[Dataset items]
···
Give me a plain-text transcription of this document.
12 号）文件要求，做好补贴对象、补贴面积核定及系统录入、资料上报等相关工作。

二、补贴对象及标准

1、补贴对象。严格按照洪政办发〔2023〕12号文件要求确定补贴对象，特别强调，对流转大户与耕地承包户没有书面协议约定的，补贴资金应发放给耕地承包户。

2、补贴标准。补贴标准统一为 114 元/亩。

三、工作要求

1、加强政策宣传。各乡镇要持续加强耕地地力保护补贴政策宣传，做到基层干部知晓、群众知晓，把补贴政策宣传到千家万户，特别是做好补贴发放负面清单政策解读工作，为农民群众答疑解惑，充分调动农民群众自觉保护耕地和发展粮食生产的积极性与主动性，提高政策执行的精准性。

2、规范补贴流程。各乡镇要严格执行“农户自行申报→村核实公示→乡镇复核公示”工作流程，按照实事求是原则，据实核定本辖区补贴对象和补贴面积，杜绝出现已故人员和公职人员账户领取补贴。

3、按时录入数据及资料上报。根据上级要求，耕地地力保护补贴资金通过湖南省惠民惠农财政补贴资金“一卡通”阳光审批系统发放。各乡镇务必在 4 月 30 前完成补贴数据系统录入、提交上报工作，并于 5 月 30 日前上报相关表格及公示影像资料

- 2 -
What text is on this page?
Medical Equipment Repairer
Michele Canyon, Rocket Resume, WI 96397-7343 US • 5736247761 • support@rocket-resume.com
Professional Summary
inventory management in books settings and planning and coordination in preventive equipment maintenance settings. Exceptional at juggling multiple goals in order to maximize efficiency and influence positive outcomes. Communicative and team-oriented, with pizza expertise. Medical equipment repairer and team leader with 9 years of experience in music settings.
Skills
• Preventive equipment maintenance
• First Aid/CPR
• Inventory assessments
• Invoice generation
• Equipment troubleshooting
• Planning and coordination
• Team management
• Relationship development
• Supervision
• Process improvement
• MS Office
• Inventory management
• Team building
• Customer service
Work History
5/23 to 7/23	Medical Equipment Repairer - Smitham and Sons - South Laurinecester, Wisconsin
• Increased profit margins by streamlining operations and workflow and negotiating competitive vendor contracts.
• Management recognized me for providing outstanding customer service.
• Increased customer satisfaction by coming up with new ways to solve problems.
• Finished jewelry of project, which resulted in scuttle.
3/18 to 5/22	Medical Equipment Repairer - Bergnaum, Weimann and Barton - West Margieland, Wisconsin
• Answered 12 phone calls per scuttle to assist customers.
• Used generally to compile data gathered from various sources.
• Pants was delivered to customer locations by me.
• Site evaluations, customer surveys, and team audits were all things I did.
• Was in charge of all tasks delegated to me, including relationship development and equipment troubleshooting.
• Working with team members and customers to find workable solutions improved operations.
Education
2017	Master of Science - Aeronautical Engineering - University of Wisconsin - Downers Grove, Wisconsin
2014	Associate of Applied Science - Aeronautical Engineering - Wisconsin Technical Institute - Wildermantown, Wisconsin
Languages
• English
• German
···
WHAT IS ASKED: Return the whole listing exactly.

EXERCISE RESPONSE:
Give me a plain-text transcription of this document.
12 号）文件要求，做好补贴对象、补贴面积核定及系统录入、资料上报等相关工作。

二、补贴对象及标准

1、补贴对象。严格按照洪政办发〔2023〕12号文件要求确定补贴对象，特别强调，对流转大户与耕地承包户没有书面协议约定的，补贴资金应发放给耕地承包户。

2、补贴标准。补贴标准统一为 114 元/亩。

三、工作要求

1、加强政策宣传。各乡镇要持续加强耕地地力保护补贴政策宣传，做到基层干部知晓、群众知晓，把补贴政策宣传到千家万户，特别是做好补贴发放负面清单政策解读工作，为农民群众答疑解惑，充分调动农民群众自觉保护耕地和发展粮食生产的积极性与主动性，提高政策执行的精准性。

2、规范补贴流程。各乡镇要严格执行“农户自行申报→村核实公示→乡镇复核公示”工作流程，按照实事求是原则，据实核定本辖区补贴对象和补贴面积，杜绝出现已故人员和公职人员账户领取补贴。

3、按时录入数据及资料上报。根据上级要求，耕地地力保护补贴资金通过湖南省惠民惠农财政补贴资金“一卡通”阳光审批系统发放。各乡镇务必在 4 月 30 前完成补贴数据系统录入、提交上报工作，并于 5 月 30 日前上报相关表格及公示影像资料

- 2 -
What text is on this page?
Medical Equipment Repairer
Michele Canyon, Rocket Resume, WI 96397-7343 US • 5736247761 • support@rocket-resume.com
Professional Summary
inventory management in books settings and planning and coordination in preventive equipment maintenance settings. Exceptional at juggling multiple goals in order to maximize efficiency and influence positive outcomes. Communicative and team-oriented, with pizza expertise. Medical equipment repairer and team leader with 9 years of experience in music settings.
Skills
• Preventive equipment maintenance
• First Aid/CPR
• Inventory assessments
• Invoice generation
• Equipment troubleshooting
• Planning and coordination
• Team management
• Relationship development
• Supervision
• Process improvement
• MS Office
• Inventory management
• Team building
• Customer service
Work History
5/23 to 7/23	Medical Equipment Repairer - Smitham and Sons - South Laurinecester, Wisconsin
• Increased profit margins by streamlining operations and workflow and negotiating competitive vendor contracts.
• Management recognized me for providing outstanding customer service.
• Increased customer satisfaction by coming up with new ways to solve problems.
• Finished jewelry of project, which resulted in scuttle.
3/18 to 5/22	Medical Equipment Repairer - Bergnaum, Weimann and Barton - West Margieland, Wisconsin
• Answered 12 phone calls per scuttle to assist customers.
• Used generally to compile data gathered from various sources.
• Pants was delivered to customer locations by me.
• Site evaluations, customer surveys, and team audits were all things I did.
• Was in charge of all tasks delegated to me, including relationship development and equipment troubleshooting.
• Working with team members and customers to find workable solutions improved operations.
Education
2017	Master of Science - Aeronautical Engineering - University of Wisconsin - Downers Grove, Wisconsin
2014	Associate of Applied Science - Aeronautical Engineering - Wisconsin Technical Institute - Wildermantown, Wisconsin
Languages
• English
• German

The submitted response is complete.